>>>>>
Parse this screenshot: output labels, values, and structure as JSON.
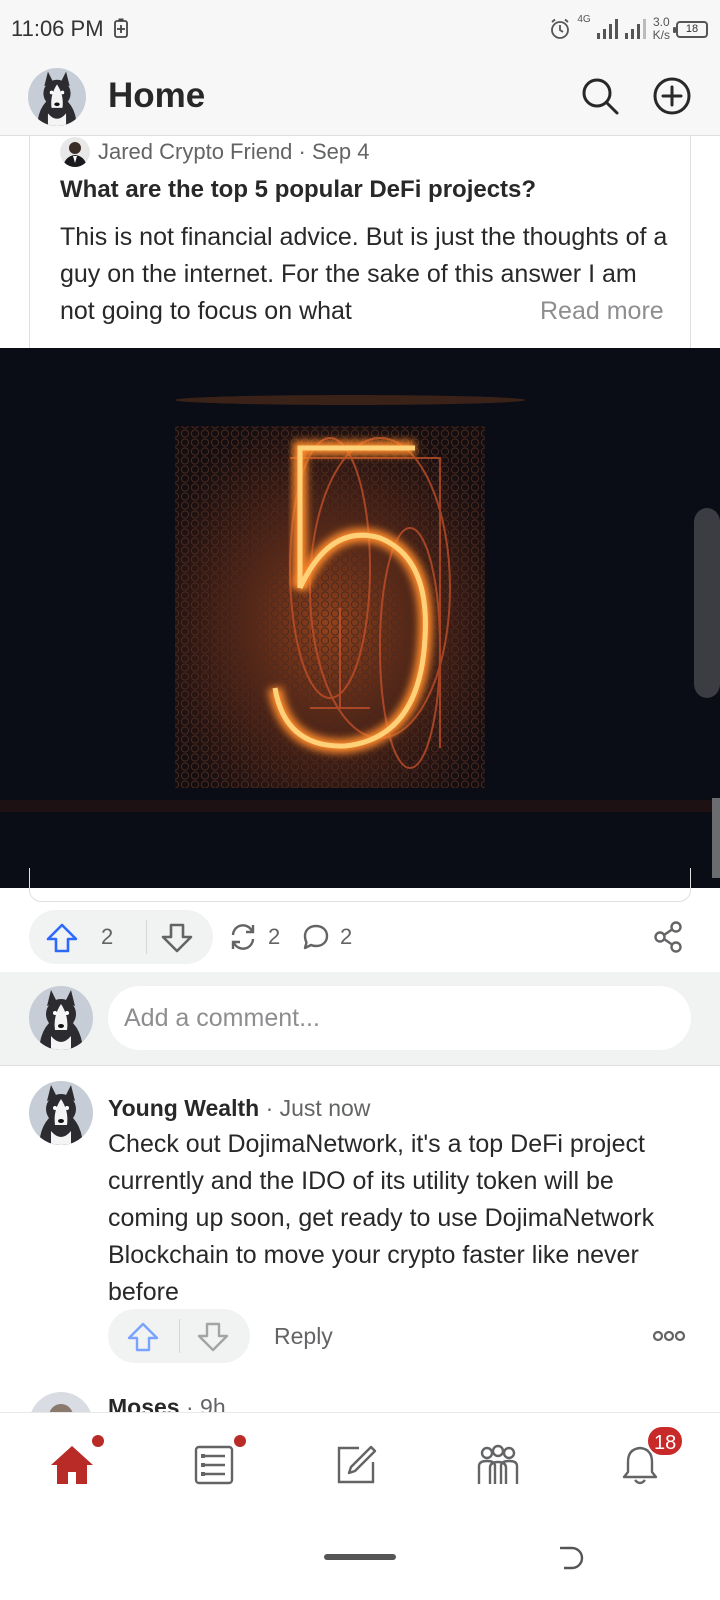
{
  "status_bar": {
    "time": "11:06 PM",
    "network": "4G",
    "speed_value": "3.0",
    "speed_unit": "K/s",
    "battery": "18"
  },
  "header": {
    "title": "Home"
  },
  "post": {
    "author": "Jared Crypto Friend",
    "date": "Sep 4",
    "author_line": "Jared Crypto Friend · Sep 4",
    "title": "What are the top 5 popular DeFi projects?",
    "body": "This is not financial advice. But is just the thoughts of a guy on the internet. For the sake of this answer I am not going to focus on what",
    "read_more": "Read more",
    "image_icon": "nixie-tube-number-5",
    "upvotes": "2",
    "shares": "2",
    "comments": "2"
  },
  "comment_box": {
    "placeholder": "Add a comment..."
  },
  "comments": [
    {
      "author": "Young Wealth",
      "time": "· Just now",
      "text": "Check out DojimaNetwork, it's a top DeFi project currently and the IDO of its utility token will be coming up soon, get ready to use DojimaNetwork Blockchain to move your crypto faster like never before",
      "reply_label": "Reply"
    },
    {
      "author": "Moses",
      "time": "· 9h"
    }
  ],
  "bottom_nav": {
    "notification_count": "18",
    "accent_color": "#b92b27"
  },
  "colors": {
    "upvote_blue": "#2e69ff",
    "text": "#282829",
    "muted": "#636466"
  }
}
<<<<<
▶ [Aim of the exercise]:
All of the records above must be copied exactly, except for the pictures.

▶ [Solution]:
Parse this screenshot: output labels, values, and structure as JSON.
{
  "status_bar": {
    "time": "11:06 PM",
    "network": "4G",
    "speed_value": "3.0",
    "speed_unit": "K/s",
    "battery": "18"
  },
  "header": {
    "title": "Home"
  },
  "post": {
    "author": "Jared Crypto Friend",
    "date": "Sep 4",
    "author_line": "Jared Crypto Friend · Sep 4",
    "title": "What are the top 5 popular DeFi projects?",
    "body": "This is not financial advice. But is just the thoughts of a guy on the internet. For the sake of this answer I am not going to focus on what",
    "read_more": "Read more",
    "image_icon": "nixie-tube-number-5",
    "upvotes": "2",
    "shares": "2",
    "comments": "2"
  },
  "comment_box": {
    "placeholder": "Add a comment..."
  },
  "comments": [
    {
      "author": "Young Wealth",
      "time": "· Just now",
      "text": "Check out DojimaNetwork, it's a top DeFi project currently and the IDO of its utility token will be coming up soon, get ready to use DojimaNetwork Blockchain to move your crypto faster like never before",
      "reply_label": "Reply"
    },
    {
      "author": "Moses",
      "time": "· 9h"
    }
  ],
  "bottom_nav": {
    "notification_count": "18",
    "accent_color": "#b92b27"
  },
  "colors": {
    "upvote_blue": "#2e69ff",
    "text": "#282829",
    "muted": "#636466"
  }
}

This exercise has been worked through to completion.